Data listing
= = =

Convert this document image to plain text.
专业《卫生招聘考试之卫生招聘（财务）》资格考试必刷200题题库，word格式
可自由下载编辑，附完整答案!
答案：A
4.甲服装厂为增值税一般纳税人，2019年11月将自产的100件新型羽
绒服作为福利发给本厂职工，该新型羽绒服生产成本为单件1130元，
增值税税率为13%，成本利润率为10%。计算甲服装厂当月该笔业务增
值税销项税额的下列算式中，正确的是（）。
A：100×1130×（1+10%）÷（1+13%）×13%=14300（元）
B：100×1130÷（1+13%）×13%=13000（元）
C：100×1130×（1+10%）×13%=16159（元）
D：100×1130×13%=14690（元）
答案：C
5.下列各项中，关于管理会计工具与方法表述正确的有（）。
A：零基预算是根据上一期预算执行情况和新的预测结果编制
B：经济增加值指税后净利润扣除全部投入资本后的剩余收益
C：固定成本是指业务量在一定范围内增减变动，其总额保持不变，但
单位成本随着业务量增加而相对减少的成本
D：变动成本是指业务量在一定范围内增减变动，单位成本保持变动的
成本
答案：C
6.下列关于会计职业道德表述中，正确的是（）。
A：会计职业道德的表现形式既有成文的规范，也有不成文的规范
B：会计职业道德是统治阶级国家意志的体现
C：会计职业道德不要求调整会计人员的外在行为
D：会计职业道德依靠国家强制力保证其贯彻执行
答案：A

= = =

#### Your task
Lines containing the word "正确的是" are to be tallied; report only the total.

#### Reply to the task
2